# WHAT THIS TASK INVOLVES:
The listing must be reproduced in full, exactly as it stands.

# RECORDS FOR THE TASK:
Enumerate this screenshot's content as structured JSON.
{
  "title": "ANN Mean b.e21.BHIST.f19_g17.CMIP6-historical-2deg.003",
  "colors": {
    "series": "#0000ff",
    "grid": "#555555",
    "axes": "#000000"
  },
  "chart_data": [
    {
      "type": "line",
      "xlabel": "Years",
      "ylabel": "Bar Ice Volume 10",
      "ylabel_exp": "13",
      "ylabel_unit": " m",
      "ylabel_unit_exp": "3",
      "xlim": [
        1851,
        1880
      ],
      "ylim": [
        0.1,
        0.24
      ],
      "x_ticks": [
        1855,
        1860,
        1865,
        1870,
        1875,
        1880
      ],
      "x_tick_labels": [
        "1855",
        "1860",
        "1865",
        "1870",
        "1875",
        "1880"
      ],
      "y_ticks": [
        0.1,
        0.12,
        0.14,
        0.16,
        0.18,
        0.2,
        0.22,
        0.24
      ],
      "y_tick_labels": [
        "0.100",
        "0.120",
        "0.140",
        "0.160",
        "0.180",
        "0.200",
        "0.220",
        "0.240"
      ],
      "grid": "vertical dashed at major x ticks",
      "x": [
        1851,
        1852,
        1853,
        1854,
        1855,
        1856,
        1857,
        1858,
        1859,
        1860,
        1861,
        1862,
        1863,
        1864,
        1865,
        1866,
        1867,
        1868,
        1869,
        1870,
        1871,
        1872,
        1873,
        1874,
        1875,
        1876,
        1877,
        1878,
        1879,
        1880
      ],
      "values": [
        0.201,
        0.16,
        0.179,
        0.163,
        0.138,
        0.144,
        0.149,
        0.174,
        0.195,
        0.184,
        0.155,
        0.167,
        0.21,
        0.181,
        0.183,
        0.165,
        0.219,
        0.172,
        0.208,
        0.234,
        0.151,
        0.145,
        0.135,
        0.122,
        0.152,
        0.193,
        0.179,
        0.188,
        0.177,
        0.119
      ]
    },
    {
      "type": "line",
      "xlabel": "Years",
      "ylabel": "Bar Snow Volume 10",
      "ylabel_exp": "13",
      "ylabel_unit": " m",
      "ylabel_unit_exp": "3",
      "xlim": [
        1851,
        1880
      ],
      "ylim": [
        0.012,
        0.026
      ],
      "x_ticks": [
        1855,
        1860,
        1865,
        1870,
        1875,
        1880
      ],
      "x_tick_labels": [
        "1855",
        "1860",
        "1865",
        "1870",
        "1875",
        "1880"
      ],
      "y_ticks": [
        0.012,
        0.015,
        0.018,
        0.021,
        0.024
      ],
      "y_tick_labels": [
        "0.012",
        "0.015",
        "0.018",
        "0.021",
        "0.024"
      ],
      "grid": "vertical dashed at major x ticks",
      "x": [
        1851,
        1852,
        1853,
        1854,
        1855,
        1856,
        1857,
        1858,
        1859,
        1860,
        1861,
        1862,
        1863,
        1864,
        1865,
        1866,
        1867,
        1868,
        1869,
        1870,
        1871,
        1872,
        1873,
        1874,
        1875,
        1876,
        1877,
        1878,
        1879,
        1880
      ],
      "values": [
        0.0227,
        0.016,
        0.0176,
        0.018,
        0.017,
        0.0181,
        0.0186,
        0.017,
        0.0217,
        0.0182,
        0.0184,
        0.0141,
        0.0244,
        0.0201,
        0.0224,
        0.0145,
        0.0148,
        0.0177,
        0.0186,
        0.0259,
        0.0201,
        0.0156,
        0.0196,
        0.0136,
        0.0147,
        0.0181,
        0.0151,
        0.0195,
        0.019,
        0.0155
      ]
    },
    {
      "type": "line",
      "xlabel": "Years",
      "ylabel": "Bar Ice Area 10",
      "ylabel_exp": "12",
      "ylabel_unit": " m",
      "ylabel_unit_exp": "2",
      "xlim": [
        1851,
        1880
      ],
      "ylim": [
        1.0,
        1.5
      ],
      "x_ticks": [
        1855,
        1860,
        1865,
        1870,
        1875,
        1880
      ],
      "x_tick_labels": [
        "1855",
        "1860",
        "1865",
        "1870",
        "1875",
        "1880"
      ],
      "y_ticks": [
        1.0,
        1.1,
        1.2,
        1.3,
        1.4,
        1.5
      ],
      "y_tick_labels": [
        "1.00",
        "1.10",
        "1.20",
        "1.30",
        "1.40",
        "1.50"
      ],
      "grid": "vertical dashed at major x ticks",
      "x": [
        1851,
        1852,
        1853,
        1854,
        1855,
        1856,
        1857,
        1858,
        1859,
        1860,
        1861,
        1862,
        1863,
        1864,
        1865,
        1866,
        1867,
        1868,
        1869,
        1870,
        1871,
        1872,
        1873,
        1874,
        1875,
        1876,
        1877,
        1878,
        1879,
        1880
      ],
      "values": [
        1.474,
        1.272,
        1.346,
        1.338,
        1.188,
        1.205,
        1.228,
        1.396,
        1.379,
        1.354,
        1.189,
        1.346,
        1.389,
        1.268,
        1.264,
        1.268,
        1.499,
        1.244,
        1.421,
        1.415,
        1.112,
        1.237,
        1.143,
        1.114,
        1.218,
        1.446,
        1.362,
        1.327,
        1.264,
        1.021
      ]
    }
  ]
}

# SOLUTION TO THIS TASK:
Enumerate this screenshot's content as structured JSON.
{
  "title": "ANN Mean b.e21.BHIST.f19_g17.CMIP6-historical-2deg.003",
  "colors": {
    "series": "#0000ff",
    "grid": "#555555",
    "axes": "#000000"
  },
  "chart_data": [
    {
      "type": "line",
      "xlabel": "Years",
      "ylabel": "Bar Ice Volume 10",
      "ylabel_exp": "13",
      "ylabel_unit": " m",
      "ylabel_unit_exp": "3",
      "xlim": [
        1851,
        1880
      ],
      "ylim": [
        0.1,
        0.24
      ],
      "x_ticks": [
        1855,
        1860,
        1865,
        1870,
        1875,
        1880
      ],
      "x_tick_labels": [
        "1855",
        "1860",
        "1865",
        "1870",
        "1875",
        "1880"
      ],
      "y_ticks": [
        0.1,
        0.12,
        0.14,
        0.16,
        0.18,
        0.2,
        0.22,
        0.24
      ],
      "y_tick_labels": [
        "0.100",
        "0.120",
        "0.140",
        "0.160",
        "0.180",
        "0.200",
        "0.220",
        "0.240"
      ],
      "grid": "vertical dashed at major x ticks",
      "x": [
        1851,
        1852,
        1853,
        1854,
        1855,
        1856,
        1857,
        1858,
        1859,
        1860,
        1861,
        1862,
        1863,
        1864,
        1865,
        1866,
        1867,
        1868,
        1869,
        1870,
        1871,
        1872,
        1873,
        1874,
        1875,
        1876,
        1877,
        1878,
        1879,
        1880
      ],
      "values": [
        0.201,
        0.16,
        0.179,
        0.163,
        0.138,
        0.144,
        0.149,
        0.174,
        0.195,
        0.184,
        0.155,
        0.167,
        0.21,
        0.181,
        0.183,
        0.165,
        0.219,
        0.172,
        0.208,
        0.234,
        0.151,
        0.145,
        0.135,
        0.122,
        0.152,
        0.193,
        0.179,
        0.188,
        0.177,
        0.119
      ]
    },
    {
      "type": "line",
      "xlabel": "Years",
      "ylabel": "Bar Snow Volume 10",
      "ylabel_exp": "13",
      "ylabel_unit": " m",
      "ylabel_unit_exp": "3",
      "xlim": [
        1851,
        1880
      ],
      "ylim": [
        0.012,
        0.026
      ],
      "x_ticks": [
        1855,
        1860,
        1865,
        1870,
        1875,
        1880
      ],
      "x_tick_labels": [
        "1855",
        "1860",
        "1865",
        "1870",
        "1875",
        "1880"
      ],
      "y_ticks": [
        0.012,
        0.015,
        0.018,
        0.021,
        0.024
      ],
      "y_tick_labels": [
        "0.012",
        "0.015",
        "0.018",
        "0.021",
        "0.024"
      ],
      "grid": "vertical dashed at major x ticks",
      "x": [
        1851,
        1852,
        1853,
        1854,
        1855,
        1856,
        1857,
        1858,
        1859,
        1860,
        1861,
        1862,
        1863,
        1864,
        1865,
        1866,
        1867,
        1868,
        1869,
        1870,
        1871,
        1872,
        1873,
        1874,
        1875,
        1876,
        1877,
        1878,
        1879,
        1880
      ],
      "values": [
        0.0227,
        0.016,
        0.0176,
        0.018,
        0.017,
        0.0181,
        0.0186,
        0.017,
        0.0217,
        0.0182,
        0.0184,
        0.0141,
        0.0244,
        0.0201,
        0.0224,
        0.0145,
        0.0148,
        0.0177,
        0.0186,
        0.0259,
        0.0201,
        0.0156,
        0.0196,
        0.0136,
        0.0147,
        0.0181,
        0.0151,
        0.0195,
        0.019,
        0.0155
      ]
    },
    {
      "type": "line",
      "xlabel": "Years",
      "ylabel": "Bar Ice Area 10",
      "ylabel_exp": "12",
      "ylabel_unit": " m",
      "ylabel_unit_exp": "2",
      "xlim": [
        1851,
        1880
      ],
      "ylim": [
        1.0,
        1.5
      ],
      "x_ticks": [
        1855,
        1860,
        1865,
        1870,
        1875,
        1880
      ],
      "x_tick_labels": [
        "1855",
        "1860",
        "1865",
        "1870",
        "1875",
        "1880"
      ],
      "y_ticks": [
        1.0,
        1.1,
        1.2,
        1.3,
        1.4,
        1.5
      ],
      "y_tick_labels": [
        "1.00",
        "1.10",
        "1.20",
        "1.30",
        "1.40",
        "1.50"
      ],
      "grid": "vertical dashed at major x ticks",
      "x": [
        1851,
        1852,
        1853,
        1854,
        1855,
        1856,
        1857,
        1858,
        1859,
        1860,
        1861,
        1862,
        1863,
        1864,
        1865,
        1866,
        1867,
        1868,
        1869,
        1870,
        1871,
        1872,
        1873,
        1874,
        1875,
        1876,
        1877,
        1878,
        1879,
        1880
      ],
      "values": [
        1.474,
        1.272,
        1.346,
        1.338,
        1.188,
        1.205,
        1.228,
        1.396,
        1.379,
        1.354,
        1.189,
        1.346,
        1.389,
        1.268,
        1.264,
        1.268,
        1.499,
        1.244,
        1.421,
        1.415,
        1.112,
        1.237,
        1.143,
        1.114,
        1.218,
        1.446,
        1.362,
        1.327,
        1.264,
        1.021
      ]
    }
  ]
}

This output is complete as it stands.